**Problem details**
Check every line of the data below for the string "Browse", and copy the ones that hold it.

* BEGIN *

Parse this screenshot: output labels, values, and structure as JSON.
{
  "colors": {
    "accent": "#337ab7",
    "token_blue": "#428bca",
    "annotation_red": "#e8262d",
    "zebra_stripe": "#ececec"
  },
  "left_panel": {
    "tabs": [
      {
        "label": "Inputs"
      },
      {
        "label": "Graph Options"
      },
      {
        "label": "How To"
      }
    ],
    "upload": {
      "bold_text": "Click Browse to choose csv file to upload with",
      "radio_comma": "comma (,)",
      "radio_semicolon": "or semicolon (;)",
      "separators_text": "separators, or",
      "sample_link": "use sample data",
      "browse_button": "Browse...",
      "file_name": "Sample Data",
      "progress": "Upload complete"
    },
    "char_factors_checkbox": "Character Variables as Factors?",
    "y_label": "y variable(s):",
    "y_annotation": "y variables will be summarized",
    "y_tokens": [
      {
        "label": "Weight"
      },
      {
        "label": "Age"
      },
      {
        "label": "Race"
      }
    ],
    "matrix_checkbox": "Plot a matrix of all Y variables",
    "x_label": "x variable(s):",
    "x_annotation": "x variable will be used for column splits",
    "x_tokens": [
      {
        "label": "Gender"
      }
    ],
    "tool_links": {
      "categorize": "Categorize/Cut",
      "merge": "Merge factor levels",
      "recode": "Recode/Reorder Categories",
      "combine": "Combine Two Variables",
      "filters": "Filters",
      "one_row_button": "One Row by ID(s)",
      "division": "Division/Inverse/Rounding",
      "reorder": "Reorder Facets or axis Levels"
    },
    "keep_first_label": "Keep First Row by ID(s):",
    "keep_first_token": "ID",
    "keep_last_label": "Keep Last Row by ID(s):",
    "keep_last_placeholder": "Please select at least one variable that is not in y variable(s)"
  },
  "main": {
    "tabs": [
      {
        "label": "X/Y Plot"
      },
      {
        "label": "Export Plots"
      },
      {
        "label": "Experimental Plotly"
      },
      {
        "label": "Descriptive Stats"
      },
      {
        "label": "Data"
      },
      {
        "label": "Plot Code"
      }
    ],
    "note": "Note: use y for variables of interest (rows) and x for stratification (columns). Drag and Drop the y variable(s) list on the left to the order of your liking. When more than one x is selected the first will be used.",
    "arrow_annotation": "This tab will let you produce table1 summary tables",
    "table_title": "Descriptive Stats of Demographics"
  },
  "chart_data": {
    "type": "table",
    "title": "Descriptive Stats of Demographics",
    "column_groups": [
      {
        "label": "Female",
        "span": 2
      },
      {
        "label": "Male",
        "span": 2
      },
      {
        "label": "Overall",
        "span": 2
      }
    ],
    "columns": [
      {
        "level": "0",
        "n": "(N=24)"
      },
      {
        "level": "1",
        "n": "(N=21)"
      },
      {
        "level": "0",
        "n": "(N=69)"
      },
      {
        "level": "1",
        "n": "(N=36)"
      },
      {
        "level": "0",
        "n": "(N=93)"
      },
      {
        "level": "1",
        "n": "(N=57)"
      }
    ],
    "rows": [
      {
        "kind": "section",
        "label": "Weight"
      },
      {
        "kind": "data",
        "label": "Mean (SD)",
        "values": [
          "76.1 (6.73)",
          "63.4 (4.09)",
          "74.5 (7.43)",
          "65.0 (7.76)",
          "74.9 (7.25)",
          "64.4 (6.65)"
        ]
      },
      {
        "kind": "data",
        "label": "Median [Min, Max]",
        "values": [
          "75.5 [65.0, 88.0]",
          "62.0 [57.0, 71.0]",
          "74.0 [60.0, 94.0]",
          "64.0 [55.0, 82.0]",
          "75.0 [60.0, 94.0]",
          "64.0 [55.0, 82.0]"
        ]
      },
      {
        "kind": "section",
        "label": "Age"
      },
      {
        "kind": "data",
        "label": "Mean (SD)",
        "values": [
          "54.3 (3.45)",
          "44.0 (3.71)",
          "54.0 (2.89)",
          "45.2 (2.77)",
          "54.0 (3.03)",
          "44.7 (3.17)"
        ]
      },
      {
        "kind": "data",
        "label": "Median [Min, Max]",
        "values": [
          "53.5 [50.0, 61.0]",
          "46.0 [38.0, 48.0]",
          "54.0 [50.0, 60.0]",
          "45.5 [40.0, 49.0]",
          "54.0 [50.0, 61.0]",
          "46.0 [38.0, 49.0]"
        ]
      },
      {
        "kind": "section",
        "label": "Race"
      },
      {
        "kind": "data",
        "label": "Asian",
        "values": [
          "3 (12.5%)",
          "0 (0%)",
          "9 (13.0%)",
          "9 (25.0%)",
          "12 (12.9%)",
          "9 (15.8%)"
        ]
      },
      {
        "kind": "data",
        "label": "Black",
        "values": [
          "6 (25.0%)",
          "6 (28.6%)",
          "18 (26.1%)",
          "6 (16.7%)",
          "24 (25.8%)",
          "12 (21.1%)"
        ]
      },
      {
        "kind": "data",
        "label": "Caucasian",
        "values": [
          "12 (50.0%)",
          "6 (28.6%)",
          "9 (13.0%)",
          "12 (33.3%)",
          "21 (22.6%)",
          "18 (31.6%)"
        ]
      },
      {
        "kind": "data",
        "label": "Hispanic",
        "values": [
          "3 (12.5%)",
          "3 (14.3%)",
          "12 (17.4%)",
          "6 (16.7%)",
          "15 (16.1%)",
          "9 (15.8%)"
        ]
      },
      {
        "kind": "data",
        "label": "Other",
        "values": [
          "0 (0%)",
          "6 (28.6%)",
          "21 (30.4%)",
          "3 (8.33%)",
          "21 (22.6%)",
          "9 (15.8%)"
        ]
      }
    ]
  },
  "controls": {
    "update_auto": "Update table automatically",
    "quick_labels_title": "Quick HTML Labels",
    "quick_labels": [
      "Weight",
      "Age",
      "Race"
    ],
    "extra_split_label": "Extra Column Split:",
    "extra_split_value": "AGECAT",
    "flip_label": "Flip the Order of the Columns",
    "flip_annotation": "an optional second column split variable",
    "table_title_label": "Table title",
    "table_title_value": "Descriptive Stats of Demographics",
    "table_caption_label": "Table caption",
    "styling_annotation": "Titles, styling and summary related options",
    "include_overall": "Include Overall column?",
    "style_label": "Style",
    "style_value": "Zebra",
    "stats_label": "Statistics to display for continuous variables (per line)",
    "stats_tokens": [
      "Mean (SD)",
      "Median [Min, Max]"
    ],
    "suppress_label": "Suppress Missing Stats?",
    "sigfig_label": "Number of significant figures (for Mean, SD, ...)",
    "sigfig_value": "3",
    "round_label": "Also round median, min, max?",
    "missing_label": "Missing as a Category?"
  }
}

* END *

**Finished task**
      "bold_text": "Click Browse to choose csv file to upload with",
      "browse_button": "Browse...",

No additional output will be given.